**WHAT TO PRODUCE:**
Output each entry that follows exactly. Images stay out.

---------- GIVEN INFORMATION ----------

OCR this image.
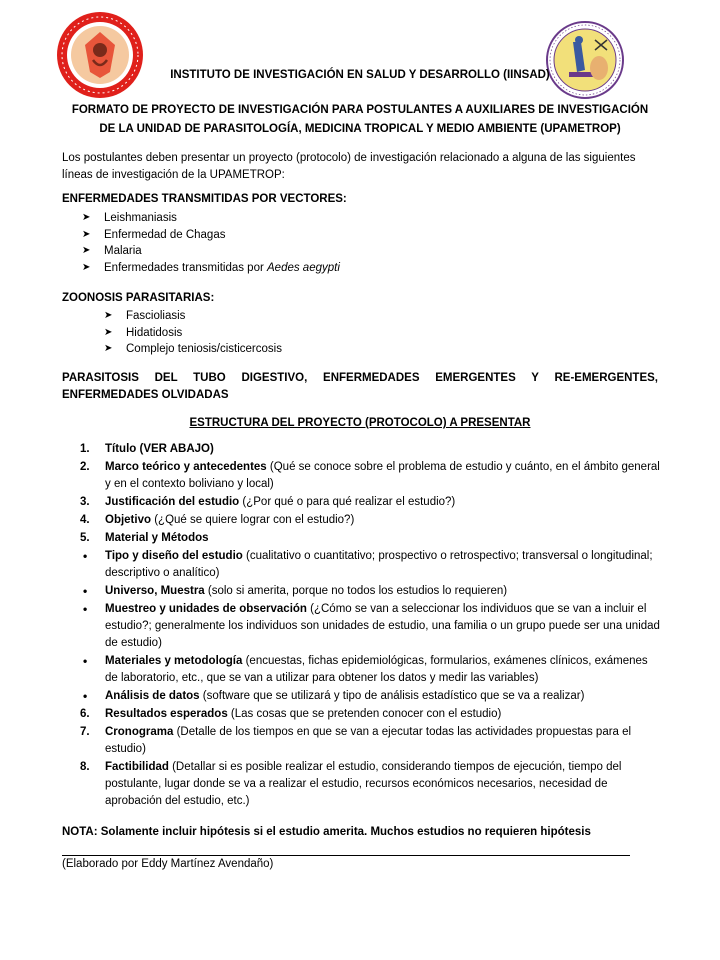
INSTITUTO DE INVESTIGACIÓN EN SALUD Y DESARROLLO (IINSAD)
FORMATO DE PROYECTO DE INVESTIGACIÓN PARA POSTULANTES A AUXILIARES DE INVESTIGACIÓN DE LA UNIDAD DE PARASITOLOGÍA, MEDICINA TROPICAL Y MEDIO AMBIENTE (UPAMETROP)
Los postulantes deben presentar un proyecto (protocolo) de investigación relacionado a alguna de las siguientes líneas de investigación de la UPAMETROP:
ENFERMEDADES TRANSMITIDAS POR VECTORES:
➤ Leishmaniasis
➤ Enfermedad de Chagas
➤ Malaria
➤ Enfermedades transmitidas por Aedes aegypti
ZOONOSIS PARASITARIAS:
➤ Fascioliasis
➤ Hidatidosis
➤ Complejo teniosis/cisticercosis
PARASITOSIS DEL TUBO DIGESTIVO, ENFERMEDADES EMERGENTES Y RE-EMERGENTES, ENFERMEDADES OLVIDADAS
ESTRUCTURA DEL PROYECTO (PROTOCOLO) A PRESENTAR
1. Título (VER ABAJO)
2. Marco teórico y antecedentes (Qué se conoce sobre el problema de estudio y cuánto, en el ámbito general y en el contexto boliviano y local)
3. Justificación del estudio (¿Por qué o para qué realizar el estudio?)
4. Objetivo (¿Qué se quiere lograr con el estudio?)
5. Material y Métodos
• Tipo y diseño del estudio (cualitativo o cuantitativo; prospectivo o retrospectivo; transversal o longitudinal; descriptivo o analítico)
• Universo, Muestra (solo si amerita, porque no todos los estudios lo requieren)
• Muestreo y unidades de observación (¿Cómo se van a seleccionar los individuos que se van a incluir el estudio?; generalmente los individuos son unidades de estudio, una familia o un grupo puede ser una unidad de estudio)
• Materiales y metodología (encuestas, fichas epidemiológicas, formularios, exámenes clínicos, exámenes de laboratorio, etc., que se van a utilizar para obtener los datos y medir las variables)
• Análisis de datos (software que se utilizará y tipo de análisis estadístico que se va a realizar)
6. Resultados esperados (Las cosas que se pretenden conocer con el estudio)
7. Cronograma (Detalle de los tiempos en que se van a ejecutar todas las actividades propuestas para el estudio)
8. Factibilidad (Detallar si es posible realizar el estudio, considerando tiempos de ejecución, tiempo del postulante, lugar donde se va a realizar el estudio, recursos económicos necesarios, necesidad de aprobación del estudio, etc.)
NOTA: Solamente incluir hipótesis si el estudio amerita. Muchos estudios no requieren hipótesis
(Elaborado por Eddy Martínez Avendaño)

----------

**ANSWER TO THIS TASK:**
OCR this image.
INSTITUTO DE INVESTIGACIÓN EN SALUD Y DESARROLLO (IINSAD)
FORMATO DE PROYECTO DE INVESTIGACIÓN PARA POSTULANTES A AUXILIARES DE INVESTIGACIÓN DE LA UNIDAD DE PARASITOLOGÍA, MEDICINA TROPICAL Y MEDIO AMBIENTE (UPAMETROP)
Los postulantes deben presentar un proyecto (protocolo) de investigación relacionado a alguna de las siguientes líneas de investigación de la UPAMETROP:
ENFERMEDADES TRANSMITIDAS POR VECTORES:
➤ Leishmaniasis
➤ Enfermedad de Chagas
➤ Malaria
➤ Enfermedades transmitidas por Aedes aegypti
ZOONOSIS PARASITARIAS:
➤ Fascioliasis
➤ Hidatidosis
➤ Complejo teniosis/cisticercosis
PARASITOSIS DEL TUBO DIGESTIVO, ENFERMEDADES EMERGENTES Y RE-EMERGENTES, ENFERMEDADES OLVIDADAS
ESTRUCTURA DEL PROYECTO (PROTOCOLO) A PRESENTAR
1. Título (VER ABAJO)
2. Marco teórico y antecedentes (Qué se conoce sobre el problema de estudio y cuánto, en el ámbito general y en el contexto boliviano y local)
3. Justificación del estudio (¿Por qué o para qué realizar el estudio?)
4. Objetivo (¿Qué se quiere lograr con el estudio?)
5. Material y Métodos
• Tipo y diseño del estudio (cualitativo o cuantitativo; prospectivo o retrospectivo; transversal o longitudinal; descriptivo o analítico)
• Universo, Muestra (solo si amerita, porque no todos los estudios lo requieren)
• Muestreo y unidades de observación (¿Cómo se van a seleccionar los individuos que se van a incluir el estudio?; generalmente los individuos son unidades de estudio, una familia o un grupo puede ser una unidad de estudio)
• Materiales y metodología (encuestas, fichas epidemiológicas, formularios, exámenes clínicos, exámenes de laboratorio, etc., que se van a utilizar para obtener los datos y medir las variables)
• Análisis de datos (software que se utilizará y tipo de análisis estadístico que se va a realizar)
6. Resultados esperados (Las cosas que se pretenden conocer con el estudio)
7. Cronograma (Detalle de los tiempos en que se van a ejecutar todas las actividades propuestas para el estudio)
8. Factibilidad (Detallar si es posible realizar el estudio, considerando tiempos de ejecución, tiempo del postulante, lugar donde se va a realizar el estudio, recursos económicos necesarios, necesidad de aprobación del estudio, etc.)
NOTA: Solamente incluir hipótesis si el estudio amerita. Muchos estudios no requieren hipótesis
(Elaborado por Eddy Martínez Avendaño)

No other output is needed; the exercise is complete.